*KUTIPAN TERPILIH:*

Oleh : Muhammad Nana Trisolvena
ghostwhite-elephant-104947.hostingersite.com — Di tengah cahaya harapan yang dipancarkan oleh pendidikan, terdapat bayang-bayang kelam dunia pendidikan tinggi di Indonesia. Di balik pencapaian yang ditorehkan, ada realitas yang tak bisa diabaikan: pelajar dan mahasiswa sering kali dipandang sebagai komoditi industri. Fenomena ini mencerminkan bagaimana pendidikan, yang seharusnya menjadi jembatan menuju masa depan, telah bertransformasi menjadi sumber daya yang dapat diperdagangkan.
Pendidikan tinggi seharusnya menjadi ruang untuk mengembangkan potensi individu dan menciptakan pemimpin masa depan. Namun, kenyataannya, sering kita temui perguruan tinggi yang lebih fokus pada keuntungan finansial daripada misi pendidikan yang sejati. Tidak sedikit institusi yang terlibat dalam praktik komersialisasi pendidikan, menawarkan program-program menarik tanpa memperhatikan kualitas pengajaran dan etika akademik. Dalam konteks ini, mahsiswa dan pelajar dipandang begitu menggiurkan sebagai sumber pendapatan, bukan sebagai individu dengan potensi intelektual yang perlu diberdayakan.

*TUGAS 1:* Salin ulang seluruh teks tentang komersialisasi pendidikan tinggi di atas tanpa mengubah apa pun.

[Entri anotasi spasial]

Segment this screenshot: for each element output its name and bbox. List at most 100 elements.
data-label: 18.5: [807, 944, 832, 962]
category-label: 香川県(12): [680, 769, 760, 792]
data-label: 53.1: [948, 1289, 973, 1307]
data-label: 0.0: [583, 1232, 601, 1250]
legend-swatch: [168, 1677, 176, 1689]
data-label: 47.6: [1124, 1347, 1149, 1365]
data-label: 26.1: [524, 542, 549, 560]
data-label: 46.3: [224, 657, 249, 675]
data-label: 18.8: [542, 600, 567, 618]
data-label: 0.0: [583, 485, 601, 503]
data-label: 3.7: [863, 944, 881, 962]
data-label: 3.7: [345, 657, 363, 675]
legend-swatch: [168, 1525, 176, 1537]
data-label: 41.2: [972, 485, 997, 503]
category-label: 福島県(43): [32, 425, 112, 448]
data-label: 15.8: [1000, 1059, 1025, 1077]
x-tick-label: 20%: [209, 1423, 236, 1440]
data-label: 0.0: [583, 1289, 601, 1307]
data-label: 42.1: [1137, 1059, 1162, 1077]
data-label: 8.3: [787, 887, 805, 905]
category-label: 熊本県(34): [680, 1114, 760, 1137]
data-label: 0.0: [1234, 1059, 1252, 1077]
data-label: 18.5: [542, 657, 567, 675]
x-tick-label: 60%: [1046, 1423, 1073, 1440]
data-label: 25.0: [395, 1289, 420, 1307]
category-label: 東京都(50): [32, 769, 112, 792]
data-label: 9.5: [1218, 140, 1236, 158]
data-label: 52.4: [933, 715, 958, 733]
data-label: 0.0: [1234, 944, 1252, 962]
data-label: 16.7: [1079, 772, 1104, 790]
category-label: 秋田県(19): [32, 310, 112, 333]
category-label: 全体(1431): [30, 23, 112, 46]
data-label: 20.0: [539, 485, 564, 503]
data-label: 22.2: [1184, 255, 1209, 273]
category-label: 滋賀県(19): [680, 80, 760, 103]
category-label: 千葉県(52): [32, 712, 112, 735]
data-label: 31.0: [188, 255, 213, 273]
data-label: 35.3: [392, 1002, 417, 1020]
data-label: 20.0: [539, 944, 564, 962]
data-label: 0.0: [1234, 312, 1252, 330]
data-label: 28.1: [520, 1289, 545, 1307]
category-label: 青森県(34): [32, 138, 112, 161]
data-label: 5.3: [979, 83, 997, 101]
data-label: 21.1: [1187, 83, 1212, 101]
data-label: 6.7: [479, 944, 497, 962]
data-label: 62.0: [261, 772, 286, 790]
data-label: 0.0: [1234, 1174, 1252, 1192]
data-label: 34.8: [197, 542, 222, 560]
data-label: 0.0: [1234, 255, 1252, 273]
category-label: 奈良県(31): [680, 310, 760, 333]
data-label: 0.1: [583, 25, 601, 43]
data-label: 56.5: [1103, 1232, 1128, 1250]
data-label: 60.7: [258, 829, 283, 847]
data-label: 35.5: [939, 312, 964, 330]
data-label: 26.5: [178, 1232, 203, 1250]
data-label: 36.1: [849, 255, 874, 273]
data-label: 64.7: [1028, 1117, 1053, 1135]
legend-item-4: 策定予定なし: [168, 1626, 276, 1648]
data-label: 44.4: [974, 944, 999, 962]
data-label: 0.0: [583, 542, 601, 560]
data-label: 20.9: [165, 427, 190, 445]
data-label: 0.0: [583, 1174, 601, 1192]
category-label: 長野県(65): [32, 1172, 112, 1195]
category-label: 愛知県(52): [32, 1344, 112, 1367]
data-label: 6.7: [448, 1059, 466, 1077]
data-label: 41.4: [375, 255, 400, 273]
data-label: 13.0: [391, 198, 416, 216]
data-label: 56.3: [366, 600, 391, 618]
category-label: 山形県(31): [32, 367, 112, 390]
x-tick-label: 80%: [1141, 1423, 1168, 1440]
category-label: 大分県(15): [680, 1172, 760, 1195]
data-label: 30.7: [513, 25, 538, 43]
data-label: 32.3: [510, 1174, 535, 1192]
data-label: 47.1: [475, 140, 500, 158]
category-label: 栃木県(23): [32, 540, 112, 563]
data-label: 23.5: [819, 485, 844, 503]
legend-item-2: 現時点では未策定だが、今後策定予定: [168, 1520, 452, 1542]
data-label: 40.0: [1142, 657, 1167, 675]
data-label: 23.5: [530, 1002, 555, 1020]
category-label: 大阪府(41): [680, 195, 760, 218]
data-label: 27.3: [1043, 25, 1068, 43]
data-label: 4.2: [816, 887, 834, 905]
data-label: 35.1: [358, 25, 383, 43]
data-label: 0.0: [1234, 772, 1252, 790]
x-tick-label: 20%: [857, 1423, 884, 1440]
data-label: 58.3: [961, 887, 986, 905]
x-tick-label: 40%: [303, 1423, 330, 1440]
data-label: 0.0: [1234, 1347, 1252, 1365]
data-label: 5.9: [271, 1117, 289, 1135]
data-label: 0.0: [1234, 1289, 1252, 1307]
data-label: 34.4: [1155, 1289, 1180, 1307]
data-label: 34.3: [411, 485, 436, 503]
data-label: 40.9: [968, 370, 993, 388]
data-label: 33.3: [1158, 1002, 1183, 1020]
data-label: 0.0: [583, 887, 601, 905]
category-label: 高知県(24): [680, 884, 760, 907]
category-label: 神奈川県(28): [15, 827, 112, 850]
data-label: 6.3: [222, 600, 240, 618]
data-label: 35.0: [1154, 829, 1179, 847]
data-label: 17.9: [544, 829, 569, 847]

*TUGAS 2:* Keluarkan baris-baris catatan, mulai dari awal catatan sampai baris yang memuat "category-label: 滋賀県(19): [680, 80, 760, 103]" (baris itu ikut disertakan), sebagai daftar JSON berisi string dengan satu string untuk tiap baris dan tanpa baris kosong.

*JAWABAN 1:*
Oleh : Muhammad Nana Trisolvena
ghostwhite-elephant-104947.hostingersite.com — Di tengah cahaya harapan yang dipancarkan oleh pendidikan, terdapat bayang-bayang kelam dunia pendidikan tinggi di Indonesia. Di balik pencapaian yang ditorehkan, ada realitas yang tak bisa diabaikan: pelajar dan mahasiswa sering kali dipandang sebagai komoditi industri. Fenomena ini mencerminkan bagaimana pendidikan, yang seharusnya menjadi jembatan menuju masa depan, telah bertransformasi menjadi sumber daya yang dapat diperdagangkan.
Pendidikan tinggi seharusnya menjadi ruang untuk mengembangkan potensi individu dan menciptakan pemimpin masa depan. Namun, kenyataannya, sering kita temui perguruan tinggi yang lebih fokus pada keuntungan finansial daripada misi pendidikan yang sejati. Tidak sedikit institusi yang terlibat dalam praktik komersialisasi pendidikan, menawarkan program-program menarik tanpa memperhatikan kualitas pengajaran dan etika akademik. Dalam konteks ini, mahsiswa dan pelajar dipandang begitu menggiurkan sebagai sumber pendapatan, bukan sebagai individu dengan potensi intelektual yang perlu diberdayakan.

*JAWABAN 2:*
[
  "Segment this screenshot: for each element output its name and bbox. List at most 100 elements.",
  "data-label: 18.5: [807, 944, 832, 962]",
  "category-label: 香川県(12): [680, 769, 760, 792]",
  "data-label: 53.1: [948, 1289, 973, 1307]",
  "data-label: 0.0: [583, 1232, 601, 1250]",
  "legend-swatch: [168, 1677, 176, 1689]",
  "data-label: 47.6: [1124, 1347, 1149, 1365]",
  "data-label: 26.1: [524, 542, 549, 560]",
  "data-label: 46.3: [224, 657, 249, 675]",
  "data-label: 18.8: [542, 600, 567, 618]",
  "data-label: 0.0: [583, 485, 601, 503]",
  "data-label: 3.7: [863, 944, 881, 962]",
  "data-label: 3.7: [345, 657, 363, 675]",
  "legend-swatch: [168, 1525, 176, 1537]",
  "data-label: 41.2: [972, 485, 997, 503]",
  "category-label: 福島県(43): [32, 425, 112, 448]",
  "data-label: 15.8: [1000, 1059, 1025, 1077]",
  "x-tick-label: 20%: [209, 1423, 236, 1440]",
  "data-label: 0.0: [583, 1289, 601, 1307]",
  "data-label: 42.1: [1137, 1059, 1162, 1077]",
  "data-label: 8.3: [787, 887, 805, 905]",
  "category-label: 熊本県(34): [680, 1114, 760, 1137]",
  "data-label: 0.0: [1234, 1059, 1252, 1077]",
  "data-label: 18.5: [542, 657, 567, 675]",
  "x-tick-label: 60%: [1046, 1423, 1073, 1440]",
  "data-label: 25.0: [395, 1289, 420, 1307]",
  "category-label: 東京都(50): [32, 769, 112, 792]",
  "data-label: 9.5: [1218, 140, 1236, 158]",
  "data-label: 52.4: [933, 715, 958, 733]",
  "data-label: 0.0: [1234, 944, 1252, 962]",
  "data-label: 16.7: [1079, 772, 1104, 790]",
  "category-label: 秋田県(19): [32, 310, 112, 333]",
  "category-label: 全体(1431): [30, 23, 112, 46]",
  "data-label: 20.0: [539, 485, 564, 503]",
  "data-label: 22.2: [1184, 255, 1209, 273]",
  "category-label: 滋賀県(19): [680, 80, 760, 103]"
]